→ **TASK GOAL**
Print each line exactly as it is given.

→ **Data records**
>> START

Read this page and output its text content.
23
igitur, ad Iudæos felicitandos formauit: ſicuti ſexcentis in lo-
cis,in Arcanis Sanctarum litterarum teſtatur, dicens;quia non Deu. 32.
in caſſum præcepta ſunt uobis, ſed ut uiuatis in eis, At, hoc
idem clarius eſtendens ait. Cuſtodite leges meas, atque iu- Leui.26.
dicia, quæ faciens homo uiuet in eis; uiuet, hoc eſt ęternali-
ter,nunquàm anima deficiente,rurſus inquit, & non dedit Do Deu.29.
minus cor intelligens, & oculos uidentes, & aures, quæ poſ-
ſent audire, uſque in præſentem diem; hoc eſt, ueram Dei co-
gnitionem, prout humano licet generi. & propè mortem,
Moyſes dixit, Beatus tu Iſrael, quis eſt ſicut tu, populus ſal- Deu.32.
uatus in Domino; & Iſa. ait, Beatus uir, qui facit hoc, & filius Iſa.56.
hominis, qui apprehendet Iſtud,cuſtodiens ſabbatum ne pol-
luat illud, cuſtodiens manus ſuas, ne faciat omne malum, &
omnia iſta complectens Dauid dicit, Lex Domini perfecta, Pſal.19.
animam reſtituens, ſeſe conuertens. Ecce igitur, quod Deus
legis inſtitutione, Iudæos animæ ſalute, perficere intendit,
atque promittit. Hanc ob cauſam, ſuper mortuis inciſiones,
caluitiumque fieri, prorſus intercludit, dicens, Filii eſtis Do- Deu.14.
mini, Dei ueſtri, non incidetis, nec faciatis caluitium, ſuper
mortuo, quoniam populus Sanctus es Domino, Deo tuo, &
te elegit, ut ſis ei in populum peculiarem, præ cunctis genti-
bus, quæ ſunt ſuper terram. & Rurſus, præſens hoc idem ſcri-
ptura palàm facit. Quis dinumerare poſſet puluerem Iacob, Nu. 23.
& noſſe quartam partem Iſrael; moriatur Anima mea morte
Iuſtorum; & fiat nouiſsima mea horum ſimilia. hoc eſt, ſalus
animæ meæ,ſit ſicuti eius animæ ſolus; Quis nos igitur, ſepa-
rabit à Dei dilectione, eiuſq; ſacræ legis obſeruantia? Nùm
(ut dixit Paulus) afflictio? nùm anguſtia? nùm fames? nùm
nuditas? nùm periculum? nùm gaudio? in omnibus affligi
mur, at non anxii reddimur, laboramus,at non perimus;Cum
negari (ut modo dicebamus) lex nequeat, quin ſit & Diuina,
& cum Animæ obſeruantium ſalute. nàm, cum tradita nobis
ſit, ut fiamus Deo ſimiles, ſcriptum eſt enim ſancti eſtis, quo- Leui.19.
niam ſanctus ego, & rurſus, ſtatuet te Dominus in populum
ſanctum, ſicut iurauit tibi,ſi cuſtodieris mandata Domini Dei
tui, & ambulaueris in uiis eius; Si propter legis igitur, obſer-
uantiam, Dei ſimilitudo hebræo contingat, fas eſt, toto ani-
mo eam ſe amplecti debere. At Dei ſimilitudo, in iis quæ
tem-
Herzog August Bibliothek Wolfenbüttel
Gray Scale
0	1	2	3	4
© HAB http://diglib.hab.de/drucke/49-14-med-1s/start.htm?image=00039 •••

>> END

→ **RESULT FOR THIS EXERCISE**
Read this page and output its text content.
23
igitur, ad Iudæos felicitandos formauit: ſicuti ſexcentis in lo-
cis,in Arcanis Sanctarum litterarum teſtatur, dicens;quia non Deu. 32.
in caſſum præcepta ſunt uobis, ſed ut uiuatis in eis, At, hoc
idem clarius eſtendens ait. Cuſtodite leges meas, atque iu- Leui.26.
dicia, quæ faciens homo uiuet in eis; uiuet, hoc eſt ęternali-
ter,nunquàm anima deficiente,rurſus inquit, & non dedit Do Deu.29.
minus cor intelligens, & oculos uidentes, & aures, quæ poſ-
ſent audire, uſque in præſentem diem; hoc eſt, ueram Dei co-
gnitionem, prout humano licet generi. & propè mortem,
Moyſes dixit, Beatus tu Iſrael, quis eſt ſicut tu, populus ſal- Deu.32.
uatus in Domino; & Iſa. ait, Beatus uir, qui facit hoc, & filius Iſa.56.
hominis, qui apprehendet Iſtud,cuſtodiens ſabbatum ne pol-
luat illud, cuſtodiens manus ſuas, ne faciat omne malum, &
omnia iſta complectens Dauid dicit, Lex Domini perfecta, Pſal.19.
animam reſtituens, ſeſe conuertens. Ecce igitur, quod Deus
legis inſtitutione, Iudæos animæ ſalute, perficere intendit,
atque promittit. Hanc ob cauſam, ſuper mortuis inciſiones,
caluitiumque fieri, prorſus intercludit, dicens, Filii eſtis Do- Deu.14.
mini, Dei ueſtri, non incidetis, nec faciatis caluitium, ſuper
mortuo, quoniam populus Sanctus es Domino, Deo tuo, &
te elegit, ut ſis ei in populum peculiarem, præ cunctis genti-
bus, quæ ſunt ſuper terram. & Rurſus, præſens hoc idem ſcri-
ptura palàm facit. Quis dinumerare poſſet puluerem Iacob, Nu. 23.
& noſſe quartam partem Iſrael; moriatur Anima mea morte
Iuſtorum; & fiat nouiſsima mea horum ſimilia. hoc eſt, ſalus
animæ meæ,ſit ſicuti eius animæ ſolus; Quis nos igitur, ſepa-
rabit à Dei dilectione, eiuſq; ſacræ legis obſeruantia? Nùm
(ut dixit Paulus) afflictio? nùm anguſtia? nùm fames? nùm
nuditas? nùm periculum? nùm gaudio? in omnibus affligi
mur, at non anxii reddimur, laboramus,at non perimus;Cum
negari (ut modo dicebamus) lex nequeat, quin ſit & Diuina,
& cum Animæ obſeruantium ſalute. nàm, cum tradita nobis
ſit, ut fiamus Deo ſimiles, ſcriptum eſt enim ſancti eſtis, quo- Leui.19.
niam ſanctus ego, & rurſus, ſtatuet te Dominus in populum
ſanctum, ſicut iurauit tibi,ſi cuſtodieris mandata Domini Dei
tui, & ambulaueris in uiis eius; Si propter legis igitur, obſer-
uantiam, Dei ſimilitudo hebræo contingat, fas eſt, toto ani-
mo eam ſe amplecti debere. At Dei ſimilitudo, in iis quæ
tem-
Herzog August Bibliothek Wolfenbüttel
Gray Scale
0	1	2	3	4
© HAB http://diglib.hab.de/drucke/49-14-med-1s/start.htm?image=00039 •••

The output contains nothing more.